[Extracted data entries]

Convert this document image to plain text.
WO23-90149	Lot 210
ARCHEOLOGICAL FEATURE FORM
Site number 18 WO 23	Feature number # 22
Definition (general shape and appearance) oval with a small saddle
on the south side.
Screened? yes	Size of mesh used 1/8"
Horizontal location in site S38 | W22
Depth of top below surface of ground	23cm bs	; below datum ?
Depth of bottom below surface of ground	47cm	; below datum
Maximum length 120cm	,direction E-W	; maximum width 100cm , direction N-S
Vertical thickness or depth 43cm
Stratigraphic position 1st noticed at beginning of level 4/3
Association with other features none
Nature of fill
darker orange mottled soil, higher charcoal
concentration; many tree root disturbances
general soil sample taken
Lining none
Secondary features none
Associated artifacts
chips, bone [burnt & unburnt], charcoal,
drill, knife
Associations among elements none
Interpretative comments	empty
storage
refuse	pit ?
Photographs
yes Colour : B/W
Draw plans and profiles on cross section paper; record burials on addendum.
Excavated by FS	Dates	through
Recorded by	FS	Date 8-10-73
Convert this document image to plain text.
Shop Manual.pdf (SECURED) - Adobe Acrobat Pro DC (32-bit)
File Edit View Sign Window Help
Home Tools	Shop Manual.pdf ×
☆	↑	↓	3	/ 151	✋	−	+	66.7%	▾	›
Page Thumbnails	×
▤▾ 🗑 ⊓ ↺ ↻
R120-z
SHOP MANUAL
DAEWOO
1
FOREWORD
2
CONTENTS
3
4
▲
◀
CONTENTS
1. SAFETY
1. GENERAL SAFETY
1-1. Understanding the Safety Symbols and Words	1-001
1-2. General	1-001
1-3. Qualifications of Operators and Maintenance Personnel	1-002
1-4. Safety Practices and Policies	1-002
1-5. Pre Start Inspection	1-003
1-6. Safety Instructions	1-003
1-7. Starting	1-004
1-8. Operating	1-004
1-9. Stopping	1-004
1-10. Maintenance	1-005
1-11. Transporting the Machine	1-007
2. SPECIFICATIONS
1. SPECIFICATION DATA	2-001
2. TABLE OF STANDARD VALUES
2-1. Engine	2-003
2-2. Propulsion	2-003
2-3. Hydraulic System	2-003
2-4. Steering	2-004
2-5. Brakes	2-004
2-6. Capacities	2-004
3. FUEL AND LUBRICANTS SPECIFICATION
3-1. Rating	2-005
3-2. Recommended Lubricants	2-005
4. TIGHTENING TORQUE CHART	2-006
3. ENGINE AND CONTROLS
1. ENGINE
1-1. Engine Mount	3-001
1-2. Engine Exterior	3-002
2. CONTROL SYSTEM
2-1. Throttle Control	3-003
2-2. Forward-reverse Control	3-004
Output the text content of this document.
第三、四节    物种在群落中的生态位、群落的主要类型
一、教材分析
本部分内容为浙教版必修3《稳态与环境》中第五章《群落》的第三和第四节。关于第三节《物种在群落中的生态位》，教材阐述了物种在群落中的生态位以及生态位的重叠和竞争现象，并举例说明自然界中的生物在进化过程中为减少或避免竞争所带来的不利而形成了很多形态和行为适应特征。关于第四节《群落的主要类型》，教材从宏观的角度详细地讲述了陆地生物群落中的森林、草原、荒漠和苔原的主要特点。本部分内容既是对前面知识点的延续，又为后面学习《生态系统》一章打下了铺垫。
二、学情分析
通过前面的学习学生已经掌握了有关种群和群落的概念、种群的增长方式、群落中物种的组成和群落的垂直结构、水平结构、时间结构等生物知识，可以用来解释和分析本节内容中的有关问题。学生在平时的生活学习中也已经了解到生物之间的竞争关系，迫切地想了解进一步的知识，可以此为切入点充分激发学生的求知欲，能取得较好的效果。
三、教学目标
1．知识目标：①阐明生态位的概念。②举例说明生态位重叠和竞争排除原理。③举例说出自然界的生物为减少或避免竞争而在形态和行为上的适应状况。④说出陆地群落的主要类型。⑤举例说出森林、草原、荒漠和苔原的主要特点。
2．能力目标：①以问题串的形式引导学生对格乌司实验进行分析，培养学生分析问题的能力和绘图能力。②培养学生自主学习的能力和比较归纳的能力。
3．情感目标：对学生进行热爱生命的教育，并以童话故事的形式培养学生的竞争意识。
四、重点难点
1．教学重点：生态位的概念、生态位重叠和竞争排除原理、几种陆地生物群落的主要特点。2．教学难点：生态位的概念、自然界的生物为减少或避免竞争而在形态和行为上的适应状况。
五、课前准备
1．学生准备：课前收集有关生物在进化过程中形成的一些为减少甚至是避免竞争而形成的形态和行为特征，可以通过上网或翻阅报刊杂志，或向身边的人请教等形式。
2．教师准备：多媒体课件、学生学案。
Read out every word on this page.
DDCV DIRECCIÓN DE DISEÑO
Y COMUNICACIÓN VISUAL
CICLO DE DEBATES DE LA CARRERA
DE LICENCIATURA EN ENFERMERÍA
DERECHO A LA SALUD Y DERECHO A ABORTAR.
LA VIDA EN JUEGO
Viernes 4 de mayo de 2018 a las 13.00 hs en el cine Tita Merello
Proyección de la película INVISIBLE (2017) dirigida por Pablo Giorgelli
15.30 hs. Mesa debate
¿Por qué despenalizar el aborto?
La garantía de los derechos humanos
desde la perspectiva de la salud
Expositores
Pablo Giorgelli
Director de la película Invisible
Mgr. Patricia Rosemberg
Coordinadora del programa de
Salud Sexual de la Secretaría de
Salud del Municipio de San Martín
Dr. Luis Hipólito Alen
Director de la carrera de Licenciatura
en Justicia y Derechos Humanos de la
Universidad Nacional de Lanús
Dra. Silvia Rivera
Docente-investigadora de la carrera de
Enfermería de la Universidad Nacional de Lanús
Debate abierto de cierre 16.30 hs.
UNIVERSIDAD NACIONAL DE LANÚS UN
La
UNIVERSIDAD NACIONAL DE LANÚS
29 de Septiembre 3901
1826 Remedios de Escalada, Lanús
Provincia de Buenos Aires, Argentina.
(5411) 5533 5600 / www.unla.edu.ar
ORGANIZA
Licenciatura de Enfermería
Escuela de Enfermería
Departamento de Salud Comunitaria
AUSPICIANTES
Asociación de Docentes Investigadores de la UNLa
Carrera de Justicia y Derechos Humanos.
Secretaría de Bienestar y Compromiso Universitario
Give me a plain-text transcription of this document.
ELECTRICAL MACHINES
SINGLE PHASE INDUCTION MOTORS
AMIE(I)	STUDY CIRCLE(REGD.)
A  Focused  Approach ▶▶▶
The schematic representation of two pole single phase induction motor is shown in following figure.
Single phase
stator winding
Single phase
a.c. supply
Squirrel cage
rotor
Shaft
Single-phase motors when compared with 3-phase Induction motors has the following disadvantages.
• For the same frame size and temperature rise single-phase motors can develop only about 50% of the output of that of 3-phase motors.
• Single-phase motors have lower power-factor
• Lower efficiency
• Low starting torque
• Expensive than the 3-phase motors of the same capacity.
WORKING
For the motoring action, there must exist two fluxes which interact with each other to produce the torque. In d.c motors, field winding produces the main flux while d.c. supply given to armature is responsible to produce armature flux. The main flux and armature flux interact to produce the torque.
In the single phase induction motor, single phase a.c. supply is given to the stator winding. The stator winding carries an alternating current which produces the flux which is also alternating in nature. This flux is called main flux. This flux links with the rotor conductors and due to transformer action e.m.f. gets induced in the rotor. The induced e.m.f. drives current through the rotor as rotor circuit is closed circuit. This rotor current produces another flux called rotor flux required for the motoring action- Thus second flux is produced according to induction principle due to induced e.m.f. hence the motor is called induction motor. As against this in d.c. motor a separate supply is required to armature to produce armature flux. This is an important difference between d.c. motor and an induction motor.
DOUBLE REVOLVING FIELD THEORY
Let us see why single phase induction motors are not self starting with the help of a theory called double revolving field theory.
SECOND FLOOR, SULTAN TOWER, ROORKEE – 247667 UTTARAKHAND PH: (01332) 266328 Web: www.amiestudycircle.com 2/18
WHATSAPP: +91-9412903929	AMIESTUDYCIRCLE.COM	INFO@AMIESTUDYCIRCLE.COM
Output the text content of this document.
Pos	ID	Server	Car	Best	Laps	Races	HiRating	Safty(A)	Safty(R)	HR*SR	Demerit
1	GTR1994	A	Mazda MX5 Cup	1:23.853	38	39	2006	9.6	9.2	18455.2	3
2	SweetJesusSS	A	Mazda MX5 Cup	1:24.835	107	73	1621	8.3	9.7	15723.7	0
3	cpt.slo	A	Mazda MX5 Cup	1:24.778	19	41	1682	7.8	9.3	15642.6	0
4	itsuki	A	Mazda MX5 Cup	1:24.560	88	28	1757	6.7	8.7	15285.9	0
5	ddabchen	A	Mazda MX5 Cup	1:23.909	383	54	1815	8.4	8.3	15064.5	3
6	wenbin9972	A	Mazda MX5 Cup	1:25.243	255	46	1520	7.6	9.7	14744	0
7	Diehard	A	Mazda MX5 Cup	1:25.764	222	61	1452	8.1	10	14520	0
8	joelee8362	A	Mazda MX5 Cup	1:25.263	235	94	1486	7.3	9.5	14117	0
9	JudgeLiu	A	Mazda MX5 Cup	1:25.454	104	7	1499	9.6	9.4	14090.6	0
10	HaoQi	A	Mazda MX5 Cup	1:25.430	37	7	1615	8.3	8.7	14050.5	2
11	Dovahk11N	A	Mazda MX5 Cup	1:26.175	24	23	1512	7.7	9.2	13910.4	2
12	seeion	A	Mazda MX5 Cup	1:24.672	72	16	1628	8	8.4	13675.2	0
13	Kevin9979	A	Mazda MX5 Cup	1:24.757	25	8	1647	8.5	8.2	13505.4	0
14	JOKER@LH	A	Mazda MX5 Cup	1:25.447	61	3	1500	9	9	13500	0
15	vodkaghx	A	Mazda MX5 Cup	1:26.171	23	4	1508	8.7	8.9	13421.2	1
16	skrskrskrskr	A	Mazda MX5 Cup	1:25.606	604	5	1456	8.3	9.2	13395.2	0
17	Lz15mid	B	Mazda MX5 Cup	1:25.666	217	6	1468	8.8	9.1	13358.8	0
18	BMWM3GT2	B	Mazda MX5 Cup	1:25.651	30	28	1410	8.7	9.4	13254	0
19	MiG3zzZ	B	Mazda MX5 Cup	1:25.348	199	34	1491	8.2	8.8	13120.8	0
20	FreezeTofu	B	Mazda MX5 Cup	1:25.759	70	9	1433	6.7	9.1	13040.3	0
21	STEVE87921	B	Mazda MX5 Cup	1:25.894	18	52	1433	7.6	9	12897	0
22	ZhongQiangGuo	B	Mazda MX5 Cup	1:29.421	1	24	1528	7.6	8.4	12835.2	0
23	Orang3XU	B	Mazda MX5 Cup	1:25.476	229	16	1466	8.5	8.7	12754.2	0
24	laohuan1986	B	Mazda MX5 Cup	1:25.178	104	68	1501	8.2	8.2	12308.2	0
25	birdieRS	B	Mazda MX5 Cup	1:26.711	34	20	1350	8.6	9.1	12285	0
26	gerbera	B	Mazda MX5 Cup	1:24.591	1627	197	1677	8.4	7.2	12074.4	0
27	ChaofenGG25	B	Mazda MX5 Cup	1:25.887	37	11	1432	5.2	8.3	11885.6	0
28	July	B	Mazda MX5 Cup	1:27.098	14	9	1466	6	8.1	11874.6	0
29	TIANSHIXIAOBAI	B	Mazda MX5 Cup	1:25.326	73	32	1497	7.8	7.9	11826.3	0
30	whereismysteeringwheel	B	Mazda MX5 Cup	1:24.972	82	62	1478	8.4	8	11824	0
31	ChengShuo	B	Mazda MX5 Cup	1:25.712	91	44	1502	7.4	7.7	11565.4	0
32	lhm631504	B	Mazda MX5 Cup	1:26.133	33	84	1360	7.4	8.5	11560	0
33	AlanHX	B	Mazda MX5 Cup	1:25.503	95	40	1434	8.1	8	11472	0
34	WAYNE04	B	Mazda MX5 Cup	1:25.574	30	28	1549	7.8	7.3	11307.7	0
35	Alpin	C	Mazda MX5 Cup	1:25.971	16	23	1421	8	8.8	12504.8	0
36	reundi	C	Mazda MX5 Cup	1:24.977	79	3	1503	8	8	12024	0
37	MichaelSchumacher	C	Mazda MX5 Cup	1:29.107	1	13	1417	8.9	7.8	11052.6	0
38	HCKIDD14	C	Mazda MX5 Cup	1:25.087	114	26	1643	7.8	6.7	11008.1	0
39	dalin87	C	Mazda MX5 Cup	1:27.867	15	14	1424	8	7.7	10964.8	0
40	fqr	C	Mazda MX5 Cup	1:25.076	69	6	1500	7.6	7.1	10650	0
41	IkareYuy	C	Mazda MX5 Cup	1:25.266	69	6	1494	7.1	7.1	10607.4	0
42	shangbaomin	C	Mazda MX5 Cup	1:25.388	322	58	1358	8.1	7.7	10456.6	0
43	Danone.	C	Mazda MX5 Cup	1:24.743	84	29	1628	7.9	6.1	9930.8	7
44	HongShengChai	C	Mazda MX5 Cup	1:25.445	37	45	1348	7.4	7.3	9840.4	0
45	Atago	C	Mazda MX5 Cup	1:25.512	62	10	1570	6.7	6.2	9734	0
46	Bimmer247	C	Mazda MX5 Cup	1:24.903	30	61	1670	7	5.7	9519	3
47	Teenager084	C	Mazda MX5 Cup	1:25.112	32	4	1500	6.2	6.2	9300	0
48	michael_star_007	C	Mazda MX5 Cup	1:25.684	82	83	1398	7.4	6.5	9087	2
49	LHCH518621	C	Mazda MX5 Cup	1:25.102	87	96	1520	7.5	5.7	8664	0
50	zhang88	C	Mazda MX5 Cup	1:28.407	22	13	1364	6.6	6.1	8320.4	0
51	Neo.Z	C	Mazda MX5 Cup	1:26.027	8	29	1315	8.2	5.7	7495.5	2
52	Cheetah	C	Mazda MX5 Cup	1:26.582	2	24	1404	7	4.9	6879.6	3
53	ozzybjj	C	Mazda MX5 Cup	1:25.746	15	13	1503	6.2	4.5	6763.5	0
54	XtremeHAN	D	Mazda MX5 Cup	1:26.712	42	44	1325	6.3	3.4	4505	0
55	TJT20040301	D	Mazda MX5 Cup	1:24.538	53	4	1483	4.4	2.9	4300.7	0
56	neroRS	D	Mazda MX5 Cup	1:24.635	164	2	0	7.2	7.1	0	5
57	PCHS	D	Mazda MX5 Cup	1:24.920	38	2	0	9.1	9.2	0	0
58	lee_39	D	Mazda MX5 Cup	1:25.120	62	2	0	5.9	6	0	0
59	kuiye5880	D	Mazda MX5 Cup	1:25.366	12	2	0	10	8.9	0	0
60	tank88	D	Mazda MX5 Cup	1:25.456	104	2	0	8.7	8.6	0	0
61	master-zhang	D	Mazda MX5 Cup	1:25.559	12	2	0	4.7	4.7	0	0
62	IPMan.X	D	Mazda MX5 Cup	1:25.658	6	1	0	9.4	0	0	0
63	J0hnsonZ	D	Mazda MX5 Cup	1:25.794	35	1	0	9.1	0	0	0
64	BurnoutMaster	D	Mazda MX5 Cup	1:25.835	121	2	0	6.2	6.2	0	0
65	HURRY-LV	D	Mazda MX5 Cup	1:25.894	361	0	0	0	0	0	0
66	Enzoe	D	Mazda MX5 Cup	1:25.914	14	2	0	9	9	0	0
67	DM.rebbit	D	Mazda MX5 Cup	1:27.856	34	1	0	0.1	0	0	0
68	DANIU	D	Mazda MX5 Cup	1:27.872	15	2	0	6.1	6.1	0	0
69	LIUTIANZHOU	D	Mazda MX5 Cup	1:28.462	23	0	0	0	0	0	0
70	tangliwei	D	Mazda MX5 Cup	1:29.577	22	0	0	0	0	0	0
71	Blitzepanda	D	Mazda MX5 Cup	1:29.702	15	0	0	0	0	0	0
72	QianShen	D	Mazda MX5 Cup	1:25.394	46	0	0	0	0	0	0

> Short task:
Which lines above contain the word "荒漠和苔原的主要特点"? Copy each of them.

> Final result:
本部分内容为浙教版必修3《稳态与环境》中第五章《群落》的第三和第四节。关于第三节《物种在群落中的生态位》，教材阐述了物种在群落中的生态位以及生态位的重叠和竞争现象，并举例说明自然界中的生物在进化过程中为减少或避免竞争所带来的不利而形成了很多形态和行为适应特征。关于第四节《群落的主要类型》，教材从宏观的角度详细地讲述了陆地生物群落中的森林、草原、荒漠和苔原的主要特点。本部分内容既是对前面知识点的延续，又为后面学习《生态系统》一章打下了铺垫。
1．知识目标：①阐明生态位的概念。②举例说明生态位重叠和竞争排除原理。③举例说出自然界的生物为减少或避免竞争而在形态和行为上的适应状况。④说出陆地群落的主要类型。⑤举例说出森林、草原、荒漠和苔原的主要特点。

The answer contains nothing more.